> **Records for the exercise**
-.-.-

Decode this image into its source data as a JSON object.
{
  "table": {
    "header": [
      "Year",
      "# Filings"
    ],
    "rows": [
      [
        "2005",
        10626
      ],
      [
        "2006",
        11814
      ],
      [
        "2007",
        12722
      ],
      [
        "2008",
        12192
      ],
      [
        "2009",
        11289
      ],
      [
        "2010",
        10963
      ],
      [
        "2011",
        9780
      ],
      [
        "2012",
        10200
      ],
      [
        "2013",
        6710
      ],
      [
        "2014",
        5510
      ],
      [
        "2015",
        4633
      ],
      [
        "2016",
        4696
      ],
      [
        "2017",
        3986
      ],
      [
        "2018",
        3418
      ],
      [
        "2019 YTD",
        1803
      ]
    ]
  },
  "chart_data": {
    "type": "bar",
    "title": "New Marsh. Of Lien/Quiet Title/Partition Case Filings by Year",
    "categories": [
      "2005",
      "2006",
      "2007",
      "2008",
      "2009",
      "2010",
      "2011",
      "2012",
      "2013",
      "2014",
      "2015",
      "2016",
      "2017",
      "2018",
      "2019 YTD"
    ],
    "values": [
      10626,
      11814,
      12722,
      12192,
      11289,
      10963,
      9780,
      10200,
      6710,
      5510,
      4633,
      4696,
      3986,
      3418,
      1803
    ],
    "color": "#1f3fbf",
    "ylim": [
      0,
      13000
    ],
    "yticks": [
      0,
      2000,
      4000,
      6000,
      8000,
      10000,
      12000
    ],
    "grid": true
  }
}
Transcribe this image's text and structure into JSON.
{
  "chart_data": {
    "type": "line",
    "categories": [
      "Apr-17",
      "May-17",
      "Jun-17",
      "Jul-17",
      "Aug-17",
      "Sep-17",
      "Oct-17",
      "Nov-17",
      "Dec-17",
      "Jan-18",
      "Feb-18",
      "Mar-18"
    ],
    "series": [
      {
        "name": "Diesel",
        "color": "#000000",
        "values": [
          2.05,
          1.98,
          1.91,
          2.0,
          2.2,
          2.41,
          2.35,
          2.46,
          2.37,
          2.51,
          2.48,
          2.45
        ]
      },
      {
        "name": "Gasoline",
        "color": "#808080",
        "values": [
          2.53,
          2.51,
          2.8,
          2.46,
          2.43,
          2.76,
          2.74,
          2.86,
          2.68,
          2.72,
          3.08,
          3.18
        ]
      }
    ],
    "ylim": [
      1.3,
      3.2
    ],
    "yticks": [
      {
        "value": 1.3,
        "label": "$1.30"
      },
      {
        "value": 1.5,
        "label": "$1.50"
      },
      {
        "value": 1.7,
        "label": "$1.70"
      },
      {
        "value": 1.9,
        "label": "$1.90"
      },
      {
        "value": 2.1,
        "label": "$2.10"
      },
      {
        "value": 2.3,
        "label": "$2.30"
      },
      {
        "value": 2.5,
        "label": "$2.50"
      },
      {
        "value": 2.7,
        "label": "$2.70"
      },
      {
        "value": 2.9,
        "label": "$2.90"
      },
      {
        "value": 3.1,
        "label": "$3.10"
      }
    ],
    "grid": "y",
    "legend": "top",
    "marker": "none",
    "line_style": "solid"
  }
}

-.-.-

> **Challenge**
Repeat the entries above exactly, leaving nothing out.

> **Written answer**
Decode this image into its source data as a JSON object.
{
  "table": {
    "header": [
      "Year",
      "# Filings"
    ],
    "rows": [
      [
        "2005",
        10626
      ],
      [
        "2006",
        11814
      ],
      [
        "2007",
        12722
      ],
      [
        "2008",
        12192
      ],
      [
        "2009",
        11289
      ],
      [
        "2010",
        10963
      ],
      [
        "2011",
        9780
      ],
      [
        "2012",
        10200
      ],
      [
        "2013",
        6710
      ],
      [
        "2014",
        5510
      ],
      [
        "2015",
        4633
      ],
      [
        "2016",
        4696
      ],
      [
        "2017",
        3986
      ],
      [
        "2018",
        3418
      ],
      [
        "2019 YTD",
        1803
      ]
    ]
  },
  "chart_data": {
    "type": "bar",
    "title": "New Marsh. Of Lien/Quiet Title/Partition Case Filings by Year",
    "categories": [
      "2005",
      "2006",
      "2007",
      "2008",
      "2009",
      "2010",
      "2011",
      "2012",
      "2013",
      "2014",
      "2015",
      "2016",
      "2017",
      "2018",
      "2019 YTD"
    ],
    "values": [
      10626,
      11814,
      12722,
      12192,
      11289,
      10963,
      9780,
      10200,
      6710,
      5510,
      4633,
      4696,
      3986,
      3418,
      1803
    ],
    "color": "#1f3fbf",
    "ylim": [
      0,
      13000
    ],
    "yticks": [
      0,
      2000,
      4000,
      6000,
      8000,
      10000,
      12000
    ],
    "grid": true
  }
}
Transcribe this image's text and structure into JSON.
{
  "chart_data": {
    "type": "line",
    "categories": [
      "Apr-17",
      "May-17",
      "Jun-17",
      "Jul-17",
      "Aug-17",
      "Sep-17",
      "Oct-17",
      "Nov-17",
      "Dec-17",
      "Jan-18",
      "Feb-18",
      "Mar-18"
    ],
    "series": [
      {
        "name": "Diesel",
        "color": "#000000",
        "values": [
          2.05,
          1.98,
          1.91,
          2.0,
          2.2,
          2.41,
          2.35,
          2.46,
          2.37,
          2.51,
          2.48,
          2.45
        ]
      },
      {
        "name": "Gasoline",
        "color": "#808080",
        "values": [
          2.53,
          2.51,
          2.8,
          2.46,
          2.43,
          2.76,
          2.74,
          2.86,
          2.68,
          2.72,
          3.08,
          3.18
        ]
      }
    ],
    "ylim": [
      1.3,
      3.2
    ],
    "yticks": [
      {
        "value": 1.3,
        "label": "$1.30"
      },
      {
        "value": 1.5,
        "label": "$1.50"
      },
      {
        "value": 1.7,
        "label": "$1.70"
      },
      {
        "value": 1.9,
        "label": "$1.90"
      },
      {
        "value": 2.1,
        "label": "$2.10"
      },
      {
        "value": 2.3,
        "label": "$2.30"
      },
      {
        "value": 2.5,
        "label": "$2.50"
      },
      {
        "value": 2.7,
        "label": "$2.70"
      },
      {
        "value": 2.9,
        "label": "$2.90"
      },
      {
        "value": 3.1,
        "label": "$3.10"
      }
    ],
    "grid": "y",
    "legend": "top",
    "marker": "none",
    "line_style": "solid"
  }
}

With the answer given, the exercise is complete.